-- Begin --

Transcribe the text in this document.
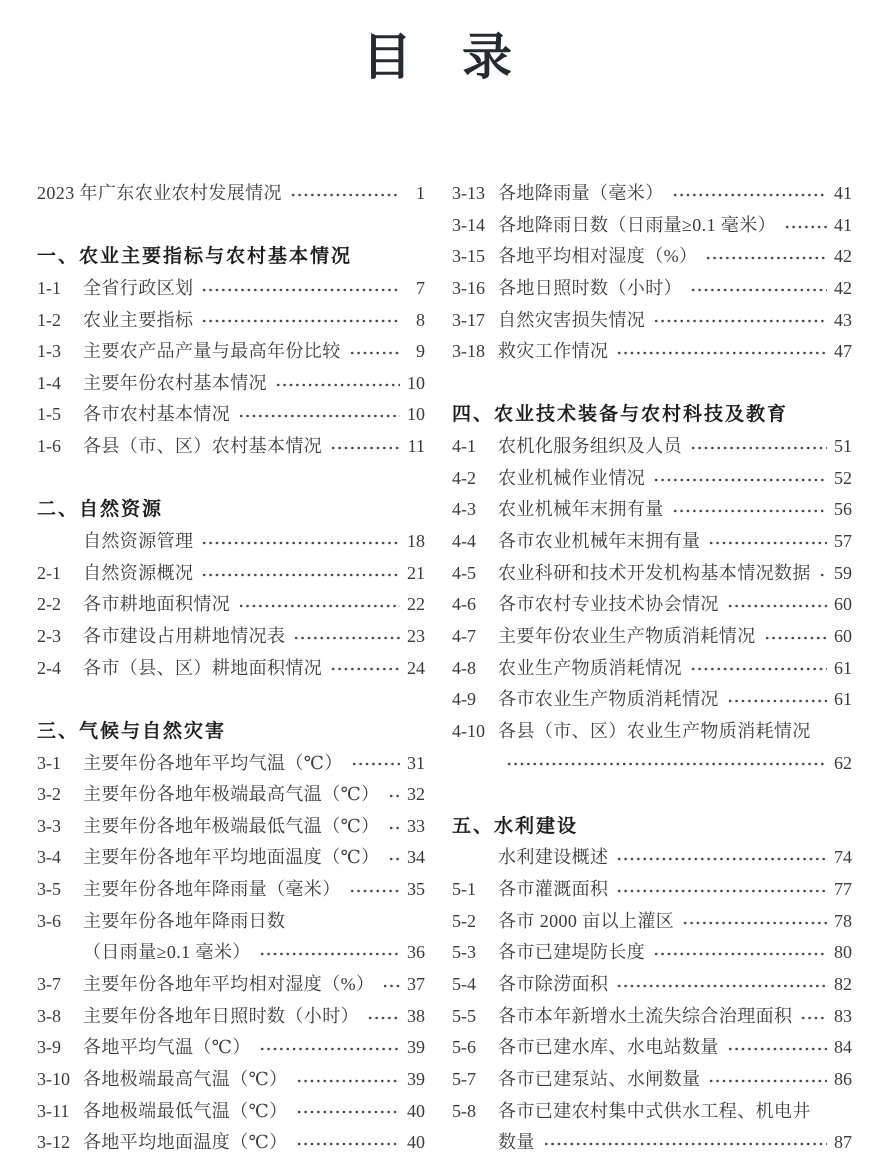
目　录
2023 年广东农业农村发展情况	1
一、农业主要指标与农村基本情况
1-1	全省行政区划	7
1-2	农业主要指标	8
1-3	主要农产品产量与最高年份比较	9
1-4	主要年份农村基本情况	10
1-5	各市农村基本情况	10
1-6	各县（市、区）农村基本情况	11
二、自然资源
自然资源管理	18
2-1	自然资源概况	21
2-2	各市耕地面积情况	22
2-3	各市建设占用耕地情况表	23
2-4	各市（县、区）耕地面积情况	24
三、气候与自然灾害
3-1	主要年份各地年平均气温（℃）	31
3-2	主要年份各地年极端最高气温（℃） 32
3-3	主要年份各地年极端最低气温（℃） 33
3-4	主要年份各地年平均地面温度（℃） 34
3-5	主要年份各地年降雨量（毫米）	35
3-6	主要年份各地年降雨日数
（日雨量≥0.1 毫米）	36
3-7	主要年份各地年平均相对湿度（%） 37
3-8	主要年份各地年日照时数（小时）	38
3-9	各地平均气温（℃）	39
3-10 各地极端最高气温（℃）	39
3-11 各地极端最低气温（℃）	40
3-12 各地平均地面温度（℃）	40
3-13 各地降雨量（毫米）	41
3-14 各地降雨日数（日雨量≥0.1 毫米）	41
3-15 各地平均相对湿度（%）	42
3-16 各地日照时数（小时）	42
3-17 自然灾害损失情况	43
3-18 救灾工作情况	47
四、农业技术装备与农村科技及教育
4-1	农机化服务组织及人员	51
4-2	农业机械作业情况	52
4-3	农业机械年末拥有量	56
4-4	各市农业机械年末拥有量	57
4-5	农业科研和技术开发机构基本情况数据 59
4-6	各市农村专业技术协会情况	60
4-7	主要年份农业生产物质消耗情况	60
4-8	农业生产物质消耗情况	61
4-9	各市农业生产物质消耗情况	61
4-10 各县（市、区）农业生产物质消耗情况
62
五、水利建设
水利建设概述	74
5-1	各市灌溉面积	77
5-2	各市 2000 亩以上灌区	78
5-3	各市已建堤防长度	80
5-4	各市除涝面积	82
5-5	各市本年新增水土流失综合治理面积 83
5-6	各市已建水库、水电站数量	84
5-7	各市已建泵站、水闸数量	86
5-8	各市已建农村集中式供水工程、机电井
数量	87
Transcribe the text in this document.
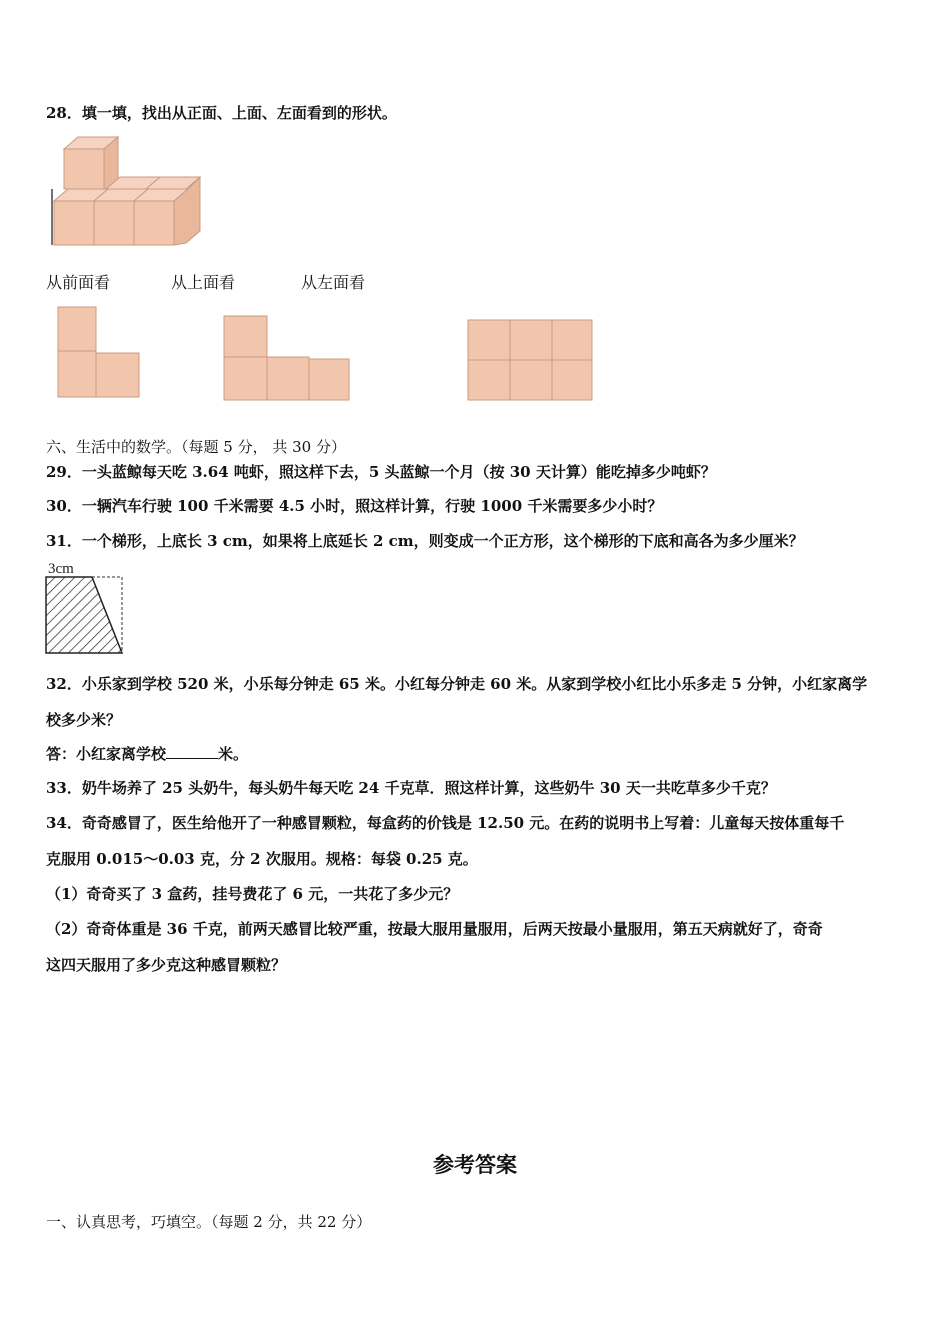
28．填一填，找出从正面、上面、左面看到的形状。
从前面看	从上面看	从左面看
六、生活中的数学。（每题 5 分， 共 30 分）
29．一头蓝鲸每天吃 3.64 吨虾，照这样下去，5 头蓝鲸一个月（按 30 天计算）能吃掉多少吨虾？
30．一辆汽车行驶 100 千米需要 4.5 小时，照这样计算，行驶 1000 千米需要多少小时？
31．一个梯形，上底长 3 cm，如果将上底延长 2 cm，则变成一个正方形，这个梯形的下底和高各为多少厘米？
3cm
32．小乐家到学校 520 米，小乐每分钟走 65 米。小红每分钟走 60 米。从家到学校小红比小乐多走 5 分钟，小红家离学
校多少米？
答：小红家离学校	米。
33．奶牛场养了 25 头奶牛，每头奶牛每天吃 24 千克草．照这样计算，这些奶牛 30 天一共吃草多少千克？
34．奇奇感冒了，医生给他开了一种感冒颗粒，每盒药的价钱是 12.50 元。在药的说明书上写着：儿童每天按体重每千
克服用 0.015～0.03 克，分 2 次服用。规格：每袋 0.25 克。
（1）奇奇买了 3 盒药，挂号费花了 6 元，一共花了多少元？
（2）奇奇体重是 36 千克，前两天感冒比较严重，按最大服用量服用，后两天按最小量服用，第五天病就好了，奇奇
这四天服用了多少克这种感冒颗粒？
参考答案
一、认真思考，巧填空。（每题 2 分，共 22 分）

-- End --

▶ _WHAT IS NEEDED_
Quote each entry above verbatim and drop the pictures.

▶ _WRITTEN SOLUTION_
Transcribe the text in this document.
目　录
2023 年广东农业农村发展情况	1
一、农业主要指标与农村基本情况
1-1	全省行政区划	7
1-2	农业主要指标	8
1-3	主要农产品产量与最高年份比较	9
1-4	主要年份农村基本情况	10
1-5	各市农村基本情况	10
1-6	各县（市、区）农村基本情况	11
二、自然资源
自然资源管理	18
2-1	自然资源概况	21
2-2	各市耕地面积情况	22
2-3	各市建设占用耕地情况表	23
2-4	各市（县、区）耕地面积情况	24
三、气候与自然灾害
3-1	主要年份各地年平均气温（℃）	31
3-2	主要年份各地年极端最高气温（℃） 32
3-3	主要年份各地年极端最低气温（℃） 33
3-4	主要年份各地年平均地面温度（℃） 34
3-5	主要年份各地年降雨量（毫米）	35
3-6	主要年份各地年降雨日数
（日雨量≥0.1 毫米）	36
3-7	主要年份各地年平均相对湿度（%） 37
3-8	主要年份各地年日照时数（小时）	38
3-9	各地平均气温（℃）	39
3-10 各地极端最高气温（℃）	39
3-11 各地极端最低气温（℃）	40
3-12 各地平均地面温度（℃）	40
3-13 各地降雨量（毫米）	41
3-14 各地降雨日数（日雨量≥0.1 毫米）	41
3-15 各地平均相对湿度（%）	42
3-16 各地日照时数（小时）	42
3-17 自然灾害损失情况	43
3-18 救灾工作情况	47
四、农业技术装备与农村科技及教育
4-1	农机化服务组织及人员	51
4-2	农业机械作业情况	52
4-3	农业机械年末拥有量	56
4-4	各市农业机械年末拥有量	57
4-5	农业科研和技术开发机构基本情况数据 59
4-6	各市农村专业技术协会情况	60
4-7	主要年份农业生产物质消耗情况	60
4-8	农业生产物质消耗情况	61
4-9	各市农业生产物质消耗情况	61
4-10 各县（市、区）农业生产物质消耗情况
62
五、水利建设
水利建设概述	74
5-1	各市灌溉面积	77
5-2	各市 2000 亩以上灌区	78
5-3	各市已建堤防长度	80
5-4	各市除涝面积	82
5-5	各市本年新增水土流失综合治理面积 83
5-6	各市已建水库、水电站数量	84
5-7	各市已建泵站、水闸数量	86
5-8	各市已建农村集中式供水工程、机电井
数量	87
Transcribe the text in this document.
28．填一填，找出从正面、上面、左面看到的形状。
从前面看	从上面看	从左面看
六、生活中的数学。（每题 5 分， 共 30 分）
29．一头蓝鲸每天吃 3.64 吨虾，照这样下去，5 头蓝鲸一个月（按 30 天计算）能吃掉多少吨虾？
30．一辆汽车行驶 100 千米需要 4.5 小时，照这样计算，行驶 1000 千米需要多少小时？
31．一个梯形，上底长 3 cm，如果将上底延长 2 cm，则变成一个正方形，这个梯形的下底和高各为多少厘米？
3cm
32．小乐家到学校 520 米，小乐每分钟走 65 米。小红每分钟走 60 米。从家到学校小红比小乐多走 5 分钟，小红家离学
校多少米？
答：小红家离学校	米。
33．奶牛场养了 25 头奶牛，每头奶牛每天吃 24 千克草．照这样计算，这些奶牛 30 天一共吃草多少千克？
34．奇奇感冒了，医生给他开了一种感冒颗粒，每盒药的价钱是 12.50 元。在药的说明书上写着：儿童每天按体重每千
克服用 0.015～0.03 克，分 2 次服用。规格：每袋 0.25 克。
（1）奇奇买了 3 盒药，挂号费花了 6 元，一共花了多少元？
（2）奇奇体重是 36 千克，前两天感冒比较严重，按最大服用量服用，后两天按最小量服用，第五天病就好了，奇奇
这四天服用了多少克这种感冒颗粒？
参考答案
一、认真思考，巧填空。（每题 2 分，共 22 分）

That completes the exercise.